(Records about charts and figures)

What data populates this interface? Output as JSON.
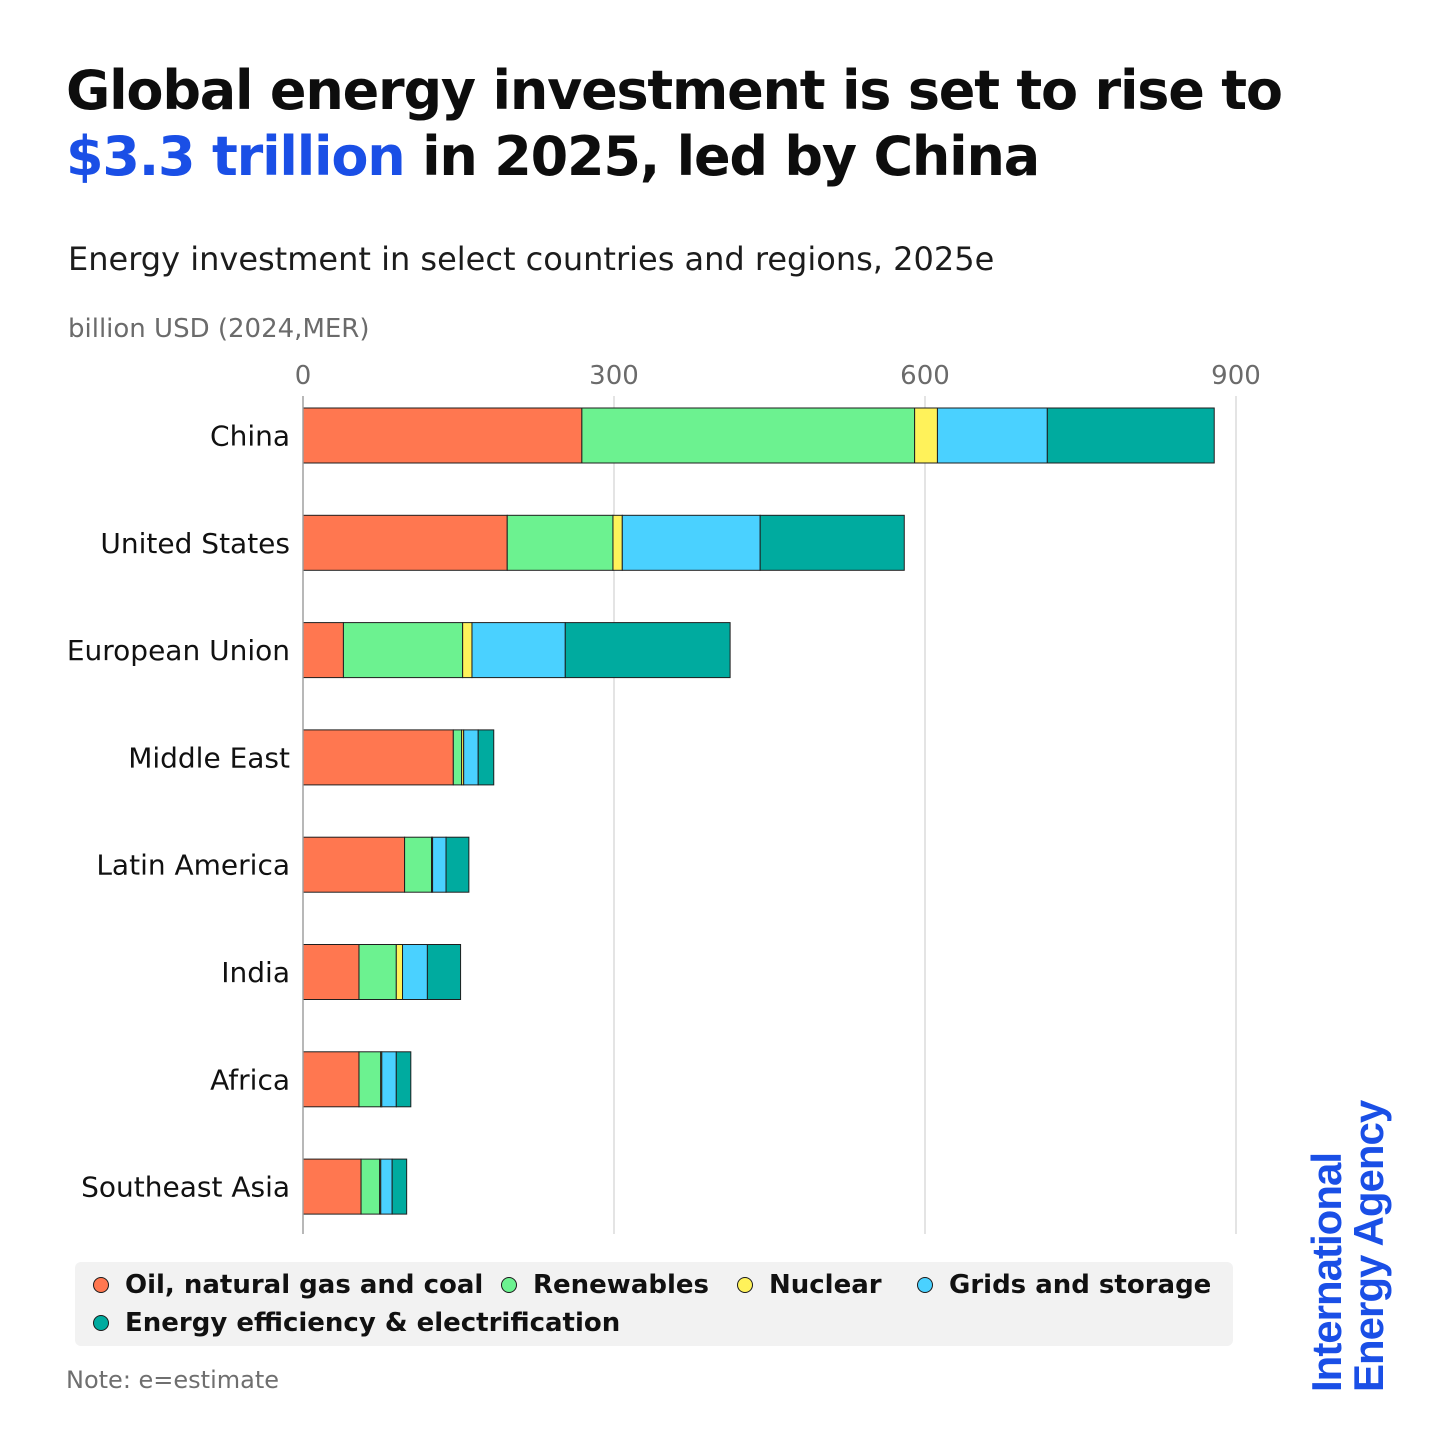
{
  "headline": {
    "line1": "Global energy investment is set to rise to",
    "accent": "$3.3 trillion",
    "rest": " in 2025, led by China"
  },
  "brand": {
    "line1": "International",
    "line2": "Energy Agency",
    "color": "#1a4fe6"
  },
  "note": "Note: e=estimate",
  "legend": {
    "items": [
      {
        "label": "Oil, natural gas and coal",
        "color": "#ff7750"
      },
      {
        "label": "Renewables",
        "color": "#6cf290"
      },
      {
        "label": "Nuclear",
        "color": "#fff25a"
      },
      {
        "label": "Grids and storage",
        "color": "#4ad1ff"
      },
      {
        "label": "Energy efficiency & electrification",
        "color": "#00ab9f"
      }
    ]
  },
  "chart_data": {
    "type": "bar",
    "orientation": "horizontal",
    "stacked": true,
    "title": "Energy investment in select countries and regions, 2025e",
    "xlabel": "billion USD (2024,MER)",
    "ylabel": "",
    "xlim": [
      0,
      900
    ],
    "xticks": [
      0,
      300,
      600,
      900
    ],
    "xtick_labels": [
      "0",
      "300",
      "600",
      "900"
    ],
    "grid": true,
    "categories": [
      "China",
      "United States",
      "European Union",
      "Middle East",
      "Latin America",
      "India",
      "Africa",
      "Southeast Asia"
    ],
    "series": [
      {
        "name": "Oil, natural gas and coal",
        "color": "#ff7750",
        "values": [
          269,
          197,
          39,
          145,
          98,
          54,
          54,
          56
        ]
      },
      {
        "name": "Renewables",
        "color": "#6cf290",
        "values": [
          321,
          102,
          115,
          8,
          26,
          36,
          21,
          18
        ]
      },
      {
        "name": "Nuclear",
        "color": "#fff25a",
        "values": [
          22,
          9,
          9,
          2,
          1,
          6,
          1,
          1
        ]
      },
      {
        "name": "Grids and storage",
        "color": "#4ad1ff",
        "values": [
          106,
          133,
          90,
          14,
          13,
          24,
          14,
          11
        ]
      },
      {
        "name": "Energy efficiency & electrification",
        "color": "#00ab9f",
        "values": [
          161,
          139,
          159,
          15,
          22,
          32,
          14,
          14
        ]
      }
    ]
  }
}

__Given request__.
Retype each entry precisely. Skip images entirely.

__Solution for this task__.
What data populates this interface? Output as JSON.
{
  "headline": {
    "line1": "Global energy investment is set to rise to",
    "accent": "$3.3 trillion",
    "rest": " in 2025, led by China"
  },
  "brand": {
    "line1": "International",
    "line2": "Energy Agency",
    "color": "#1a4fe6"
  },
  "note": "Note: e=estimate",
  "legend": {
    "items": [
      {
        "label": "Oil, natural gas and coal",
        "color": "#ff7750"
      },
      {
        "label": "Renewables",
        "color": "#6cf290"
      },
      {
        "label": "Nuclear",
        "color": "#fff25a"
      },
      {
        "label": "Grids and storage",
        "color": "#4ad1ff"
      },
      {
        "label": "Energy efficiency & electrification",
        "color": "#00ab9f"
      }
    ]
  },
  "chart_data": {
    "type": "bar",
    "orientation": "horizontal",
    "stacked": true,
    "title": "Energy investment in select countries and regions, 2025e",
    "xlabel": "billion USD (2024,MER)",
    "ylabel": "",
    "xlim": [
      0,
      900
    ],
    "xticks": [
      0,
      300,
      600,
      900
    ],
    "xtick_labels": [
      "0",
      "300",
      "600",
      "900"
    ],
    "grid": true,
    "categories": [
      "China",
      "United States",
      "European Union",
      "Middle East",
      "Latin America",
      "India",
      "Africa",
      "Southeast Asia"
    ],
    "series": [
      {
        "name": "Oil, natural gas and coal",
        "color": "#ff7750",
        "values": [
          269,
          197,
          39,
          145,
          98,
          54,
          54,
          56
        ]
      },
      {
        "name": "Renewables",
        "color": "#6cf290",
        "values": [
          321,
          102,
          115,
          8,
          26,
          36,
          21,
          18
        ]
      },
      {
        "name": "Nuclear",
        "color": "#fff25a",
        "values": [
          22,
          9,
          9,
          2,
          1,
          6,
          1,
          1
        ]
      },
      {
        "name": "Grids and storage",
        "color": "#4ad1ff",
        "values": [
          106,
          133,
          90,
          14,
          13,
          24,
          14,
          11
        ]
      },
      {
        "name": "Energy efficiency & electrification",
        "color": "#00ab9f",
        "values": [
          161,
          139,
          159,
          15,
          22,
          32,
          14,
          14
        ]
      }
    ]
  }
}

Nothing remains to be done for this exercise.